*INSTRUCTION:* Write out all of the data without omission, exactly as shown.

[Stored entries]
>> START
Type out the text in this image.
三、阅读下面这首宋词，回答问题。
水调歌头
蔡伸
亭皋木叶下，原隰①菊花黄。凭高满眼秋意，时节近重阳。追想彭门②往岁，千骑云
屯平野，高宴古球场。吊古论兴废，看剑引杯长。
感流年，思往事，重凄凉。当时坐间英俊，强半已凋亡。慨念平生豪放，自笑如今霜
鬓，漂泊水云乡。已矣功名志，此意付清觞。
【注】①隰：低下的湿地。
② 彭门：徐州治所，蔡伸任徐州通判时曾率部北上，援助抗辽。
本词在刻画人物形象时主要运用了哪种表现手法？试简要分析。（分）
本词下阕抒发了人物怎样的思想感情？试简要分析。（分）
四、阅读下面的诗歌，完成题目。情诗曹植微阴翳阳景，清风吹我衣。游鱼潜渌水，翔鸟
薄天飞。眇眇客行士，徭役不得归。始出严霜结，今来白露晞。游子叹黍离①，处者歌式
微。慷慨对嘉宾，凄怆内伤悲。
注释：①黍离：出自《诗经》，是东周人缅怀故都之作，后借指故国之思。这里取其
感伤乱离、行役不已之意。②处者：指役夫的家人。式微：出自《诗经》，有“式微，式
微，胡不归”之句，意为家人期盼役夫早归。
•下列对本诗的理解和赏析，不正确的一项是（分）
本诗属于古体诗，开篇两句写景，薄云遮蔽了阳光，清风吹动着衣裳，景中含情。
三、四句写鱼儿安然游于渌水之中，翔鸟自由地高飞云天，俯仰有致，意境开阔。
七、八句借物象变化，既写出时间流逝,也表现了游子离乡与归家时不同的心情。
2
>> END
*EXERCISE SOLUTION:*
Type out the text in this image.
三、阅读下面这首宋词，回答问题。
水调歌头
蔡伸
亭皋木叶下，原隰①菊花黄。凭高满眼秋意，时节近重阳。追想彭门②往岁，千骑云
屯平野，高宴古球场。吊古论兴废，看剑引杯长。
感流年，思往事，重凄凉。当时坐间英俊，强半已凋亡。慨念平生豪放，自笑如今霜
鬓，漂泊水云乡。已矣功名志，此意付清觞。
【注】①隰：低下的湿地。
② 彭门：徐州治所，蔡伸任徐州通判时曾率部北上，援助抗辽。
本词在刻画人物形象时主要运用了哪种表现手法？试简要分析。（分）
本词下阕抒发了人物怎样的思想感情？试简要分析。（分）
四、阅读下面的诗歌，完成题目。情诗曹植微阴翳阳景，清风吹我衣。游鱼潜渌水，翔鸟
薄天飞。眇眇客行士，徭役不得归。始出严霜结，今来白露晞。游子叹黍离①，处者歌式
微。慷慨对嘉宾，凄怆内伤悲。
注释：①黍离：出自《诗经》，是东周人缅怀故都之作，后借指故国之思。这里取其
感伤乱离、行役不已之意。②处者：指役夫的家人。式微：出自《诗经》，有“式微，式
微，胡不归”之句，意为家人期盼役夫早归。
•下列对本诗的理解和赏析，不正确的一项是（分）
本诗属于古体诗，开篇两句写景，薄云遮蔽了阳光，清风吹动着衣裳，景中含情。
三、四句写鱼儿安然游于渌水之中，翔鸟自由地高飞云天，俯仰有致，意境开阔。
七、八句借物象变化，既写出时间流逝,也表现了游子离乡与归家时不同的心情。
2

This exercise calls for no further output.